Your goal → Write out the listing below without alteration, omitting its pictures.

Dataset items
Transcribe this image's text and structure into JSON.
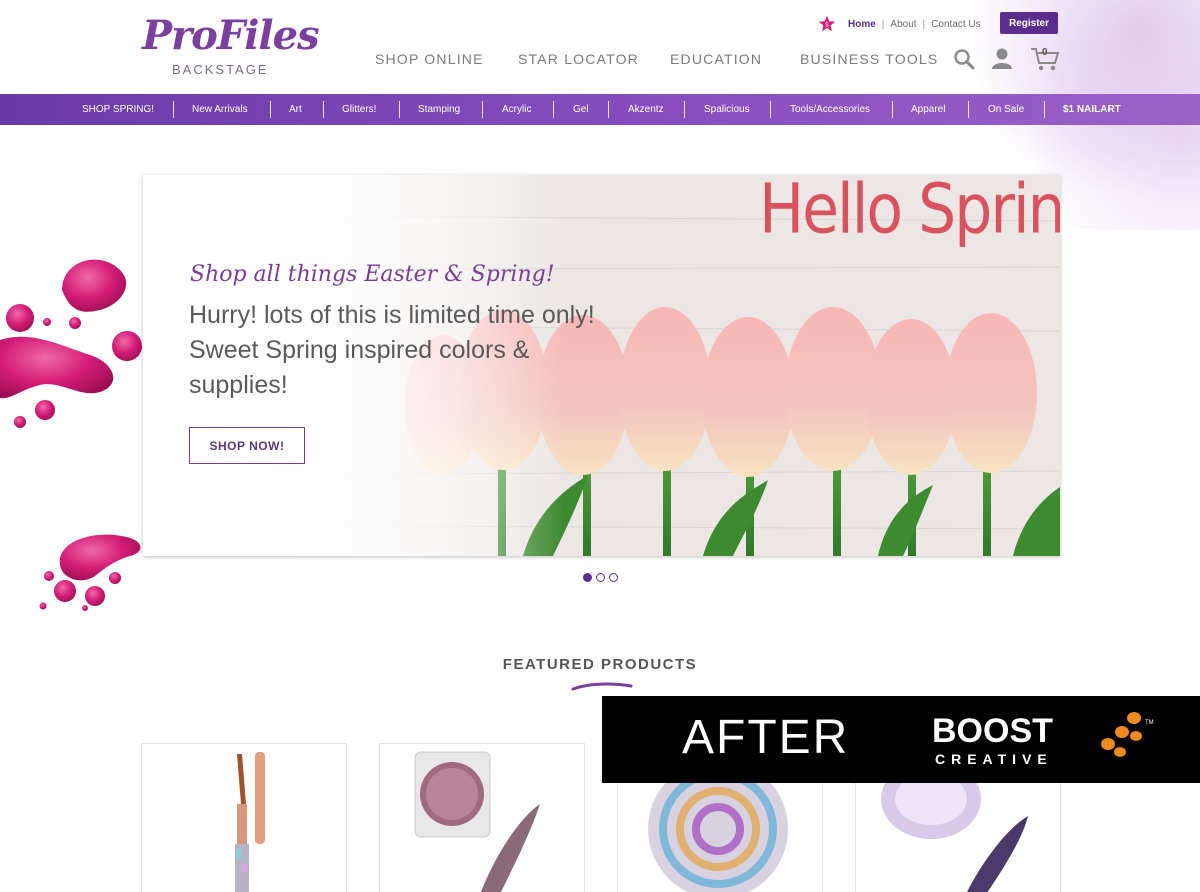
{
  "brand": {
    "logo_main": "ProFiles",
    "logo_sub": "BACKSTAGE"
  },
  "utility_nav": [
    {
      "label": "Home",
      "active": true
    },
    {
      "label": "About",
      "active": false
    },
    {
      "label": "Contact Us",
      "active": false
    }
  ],
  "register_label": "Register",
  "main_nav": [
    "SHOP ONLINE",
    "STAR LOCATOR",
    "EDUCATION",
    "BUSINESS TOOLS"
  ],
  "header_icons": [
    "search-icon",
    "account-icon",
    "cart-icon"
  ],
  "cart_count": "0",
  "categories": [
    "SHOP SPRING!",
    "New Arrivals",
    "Art",
    "Glitters!",
    "Stamping",
    "Acrylic",
    "Gel",
    "Akzentz",
    "Spalicious",
    "Tools/Accessories",
    "Apparel",
    "On Sale",
    "$1 NAILART"
  ],
  "hero": {
    "script_heading": "Shop all things Easter & Spring!",
    "body": "Hurry! lots of this is limited time only! Sweet Spring inspired colors & supplies!",
    "button_label": "SHOP NOW!",
    "image_headline": "Hello Spring",
    "slides_total": 3,
    "active_slide": 1
  },
  "featured": {
    "title": "FEATURED PRODUCTS"
  },
  "overlay_banner": {
    "label": "AFTER",
    "brand_main": "BOOST",
    "brand_sub": "CREATIVE",
    "trademark": "TM"
  },
  "colors": {
    "brand_purple": "#5b2d8e",
    "category_bar": "#7a45b5",
    "accent_pink": "#d81b7a",
    "hello_spring_red": "#d9535f",
    "boost_orange": "#f08a1e"
  }
}
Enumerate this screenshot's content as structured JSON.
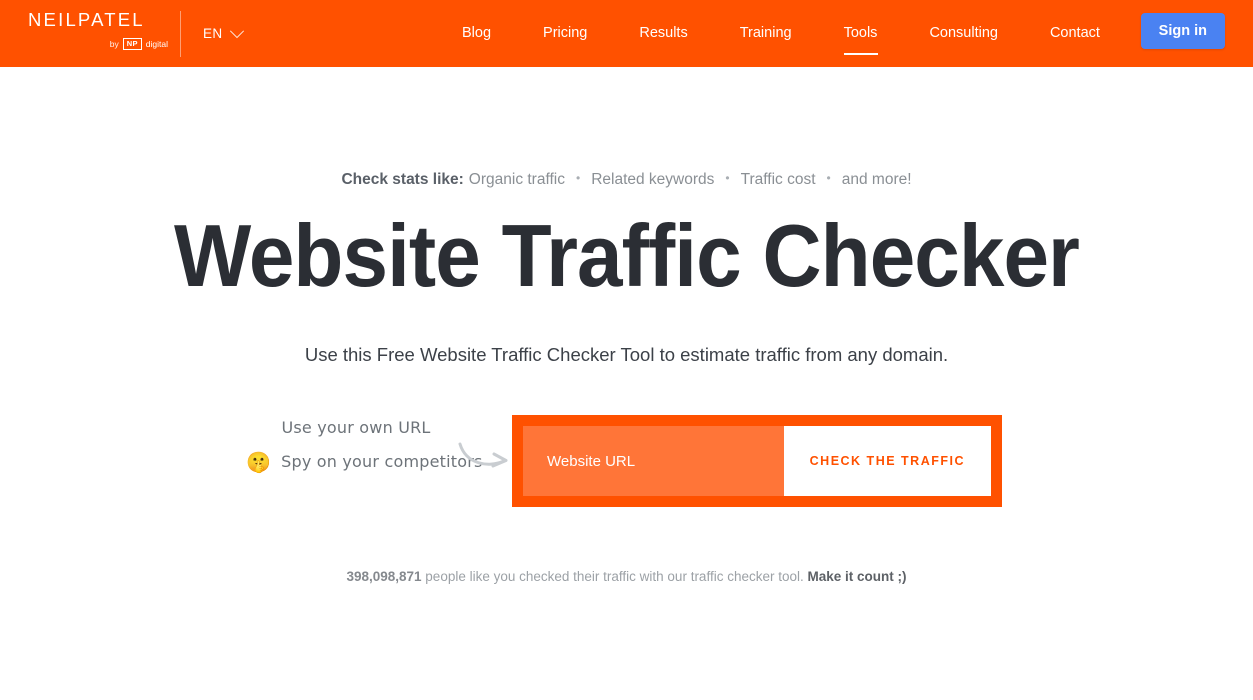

Result of the exercise →
Transcribe this image's text and structure into JSON.
{
  "brand": {
    "logo_main": "ProFiles",
    "logo_sub": "BACKSTAGE"
  },
  "utility_nav": [
    {
      "label": "Home",
      "active": true
    },
    {
      "label": "About",
      "active": false
    },
    {
      "label": "Contact Us",
      "active": false
    }
  ],
  "register_label": "Register",
  "main_nav": [
    "SHOP ONLINE",
    "STAR LOCATOR",
    "EDUCATION",
    "BUSINESS TOOLS"
  ],
  "header_icons": [
    "search-icon",
    "account-icon",
    "cart-icon"
  ],
  "cart_count": "0",
  "categories": [
    "SHOP SPRING!",
    "New Arrivals",
    "Art",
    "Glitters!",
    "Stamping",
    "Acrylic",
    "Gel",
    "Akzentz",
    "Spalicious",
    "Tools/Accessories",
    "Apparel",
    "On Sale",
    "$1 NAILART"
  ],
  "hero": {
    "script_heading": "Shop all things Easter & Spring!",
    "body": "Hurry! lots of this is limited time only! Sweet Spring inspired colors & supplies!",
    "button_label": "SHOP NOW!",
    "image_headline": "Hello Spring",
    "slides_total": 3,
    "active_slide": 1
  },
  "featured": {
    "title": "FEATURED PRODUCTS"
  },
  "overlay_banner": {
    "label": "AFTER",
    "brand_main": "BOOST",
    "brand_sub": "CREATIVE",
    "trademark": "TM"
  },
  "colors": {
    "brand_purple": "#5b2d8e",
    "category_bar": "#7a45b5",
    "accent_pink": "#d81b7a",
    "hello_spring_red": "#d9535f",
    "boost_orange": "#f08a1e"
  }
}
Enumerate this screenshot's content as structured JSON.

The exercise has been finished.